_RAW RECORDS_:
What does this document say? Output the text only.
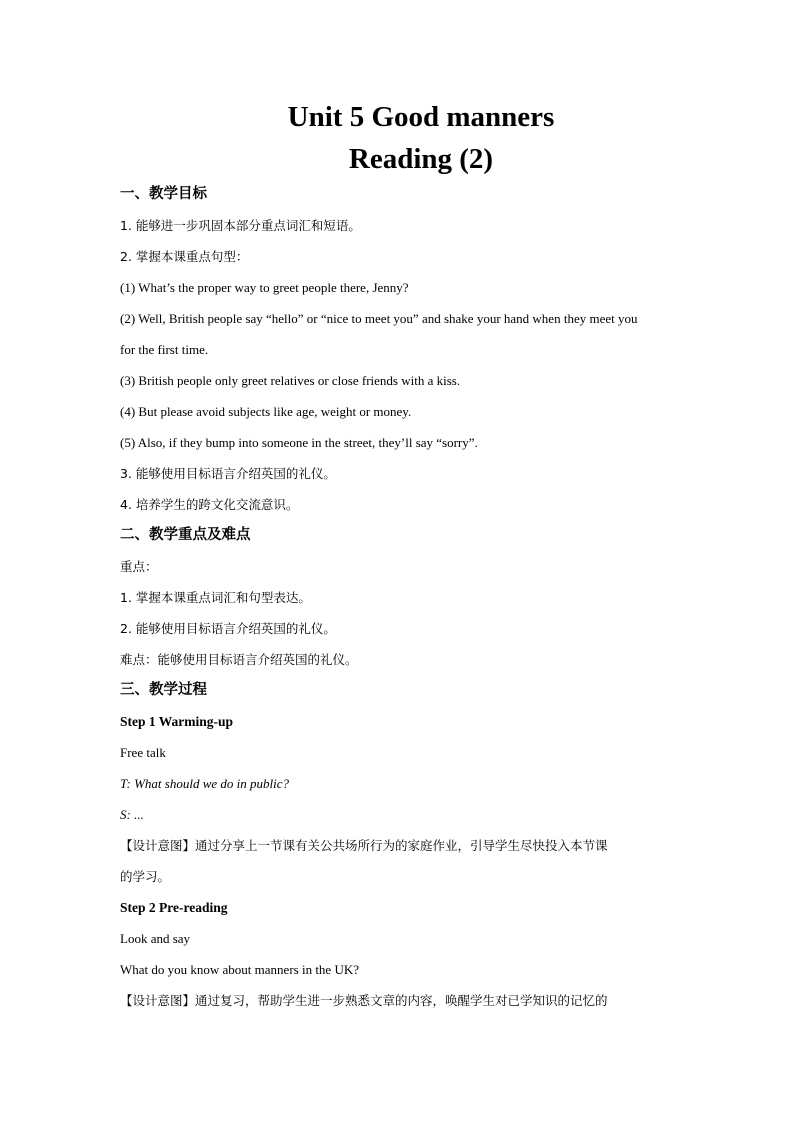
Unit 5 Good manners
Reading (2)

一、教学目标

1. 能够进一步巩固本部分重点词汇和短语。

2. 掌握本课重点句型：

(1) What’s the proper way to greet people there, Jenny?

(2) Well, British people say “hello” or “nice to meet you” and shake your hand when they meet you

for the first time.

(3) British people only greet relatives or close friends with a kiss.

(4) But please avoid subjects like age, weight or money.

(5) Also, if they bump into someone in the street, they’ll say “sorry”.

3. 能够使用目标语言介绍英国的礼仪。

4. 培养学生的跨文化交流意识。

二、教学重点及难点

重点：

1. 掌握本课重点词汇和句型表达。

2. 能够使用目标语言介绍英国的礼仪。

难点：能够使用目标语言介绍英国的礼仪。

三、教学过程

Step 1 Warming-up

Free talk

T: What should we do in public?

S: ...

【设计意图】通过分享上一节课有关公共场所行为的家庭作业，引导学生尽快投入本节课

的学习。

Step 2 Pre-reading

Look and say

What do you know about manners in the UK?

【设计意图】通过复习，帮助学生进一步熟悉文章的内容，唤醒学生对已学知识的记忆的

_WHAT THIS TASK INVOLVES_: Copy, from the material above, each line in which the string "British" occurs.

_EXERCISE RESULT_:
(2) Well, British people say “hello” or “nice to meet you” and shake your hand when they meet you
(3) British people only greet relatives or close friends with a kiss.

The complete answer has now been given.